Find every line below that contains the string "legend" and copy each of those lines. Case counts.

━━━ Record excerpts

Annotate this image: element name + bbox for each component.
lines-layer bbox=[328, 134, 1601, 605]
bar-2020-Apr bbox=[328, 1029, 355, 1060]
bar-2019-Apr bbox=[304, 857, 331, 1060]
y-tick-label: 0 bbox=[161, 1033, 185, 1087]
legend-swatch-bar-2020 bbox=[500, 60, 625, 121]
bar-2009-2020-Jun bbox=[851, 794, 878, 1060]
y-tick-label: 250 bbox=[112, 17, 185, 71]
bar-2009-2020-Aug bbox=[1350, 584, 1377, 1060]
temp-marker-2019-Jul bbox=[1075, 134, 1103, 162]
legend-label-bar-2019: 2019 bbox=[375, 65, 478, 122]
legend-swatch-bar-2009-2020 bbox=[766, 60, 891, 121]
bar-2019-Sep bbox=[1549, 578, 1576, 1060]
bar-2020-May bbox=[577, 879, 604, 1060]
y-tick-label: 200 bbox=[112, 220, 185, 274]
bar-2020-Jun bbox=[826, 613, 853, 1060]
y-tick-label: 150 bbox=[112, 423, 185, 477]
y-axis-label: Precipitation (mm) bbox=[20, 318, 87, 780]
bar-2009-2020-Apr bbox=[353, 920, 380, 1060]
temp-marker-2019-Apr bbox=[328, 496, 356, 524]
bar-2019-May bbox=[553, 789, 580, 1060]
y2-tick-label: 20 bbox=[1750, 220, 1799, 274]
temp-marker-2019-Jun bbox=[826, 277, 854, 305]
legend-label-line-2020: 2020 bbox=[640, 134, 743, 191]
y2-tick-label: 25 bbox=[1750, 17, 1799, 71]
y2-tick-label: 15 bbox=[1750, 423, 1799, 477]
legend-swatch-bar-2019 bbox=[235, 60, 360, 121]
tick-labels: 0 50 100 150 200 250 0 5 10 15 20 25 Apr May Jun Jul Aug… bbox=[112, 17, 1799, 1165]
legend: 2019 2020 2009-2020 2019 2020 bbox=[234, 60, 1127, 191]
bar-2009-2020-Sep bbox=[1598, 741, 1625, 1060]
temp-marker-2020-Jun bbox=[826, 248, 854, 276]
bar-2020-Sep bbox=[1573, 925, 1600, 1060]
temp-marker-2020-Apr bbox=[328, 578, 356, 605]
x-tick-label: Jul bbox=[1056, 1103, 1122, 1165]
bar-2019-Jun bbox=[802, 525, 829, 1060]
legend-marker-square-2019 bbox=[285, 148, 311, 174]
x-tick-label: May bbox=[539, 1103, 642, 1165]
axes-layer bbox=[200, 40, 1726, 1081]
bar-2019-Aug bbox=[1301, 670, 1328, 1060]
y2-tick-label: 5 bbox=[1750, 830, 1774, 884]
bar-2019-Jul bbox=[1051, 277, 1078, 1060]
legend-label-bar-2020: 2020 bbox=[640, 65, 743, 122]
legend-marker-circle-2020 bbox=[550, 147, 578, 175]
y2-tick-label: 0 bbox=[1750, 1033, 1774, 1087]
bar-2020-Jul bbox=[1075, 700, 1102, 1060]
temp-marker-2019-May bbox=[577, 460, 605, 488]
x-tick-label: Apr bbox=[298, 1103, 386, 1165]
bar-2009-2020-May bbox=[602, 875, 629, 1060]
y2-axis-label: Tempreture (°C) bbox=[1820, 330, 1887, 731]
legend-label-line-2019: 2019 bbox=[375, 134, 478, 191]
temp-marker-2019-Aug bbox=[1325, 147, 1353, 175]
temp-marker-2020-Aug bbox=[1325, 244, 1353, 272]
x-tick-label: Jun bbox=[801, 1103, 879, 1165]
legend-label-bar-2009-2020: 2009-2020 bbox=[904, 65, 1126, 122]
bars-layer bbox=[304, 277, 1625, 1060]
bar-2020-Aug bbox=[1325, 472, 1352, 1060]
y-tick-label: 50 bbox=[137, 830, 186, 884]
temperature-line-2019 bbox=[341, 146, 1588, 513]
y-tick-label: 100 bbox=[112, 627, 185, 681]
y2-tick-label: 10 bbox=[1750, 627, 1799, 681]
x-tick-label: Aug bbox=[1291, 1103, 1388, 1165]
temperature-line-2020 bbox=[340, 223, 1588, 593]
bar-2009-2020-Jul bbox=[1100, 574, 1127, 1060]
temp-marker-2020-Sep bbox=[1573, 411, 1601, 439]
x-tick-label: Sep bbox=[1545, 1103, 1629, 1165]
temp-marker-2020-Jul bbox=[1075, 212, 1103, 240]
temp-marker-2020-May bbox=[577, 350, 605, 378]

━━━━━━

# Written solution:
legend-swatch-bar-2020 bbox=[500, 60, 625, 121]
legend-label-bar-2019: 2019 bbox=[375, 65, 478, 122]
legend-swatch-bar-2009-2020 bbox=[766, 60, 891, 121]
legend-label-line-2020: 2020 bbox=[640, 134, 743, 191]
legend-swatch-bar-2019 bbox=[235, 60, 360, 121]
legend: 2019 2020 2009-2020 2019 2020 bbox=[234, 60, 1127, 191]
legend-marker-square-2019 bbox=[285, 148, 311, 174]
legend-label-bar-2020: 2020 bbox=[640, 65, 743, 122]
legend-marker-circle-2020 bbox=[550, 147, 578, 175]
legend-label-line-2019: 2019 bbox=[375, 134, 478, 191]
legend-label-bar-2009-2020: 2009-2020 bbox=[904, 65, 1126, 122]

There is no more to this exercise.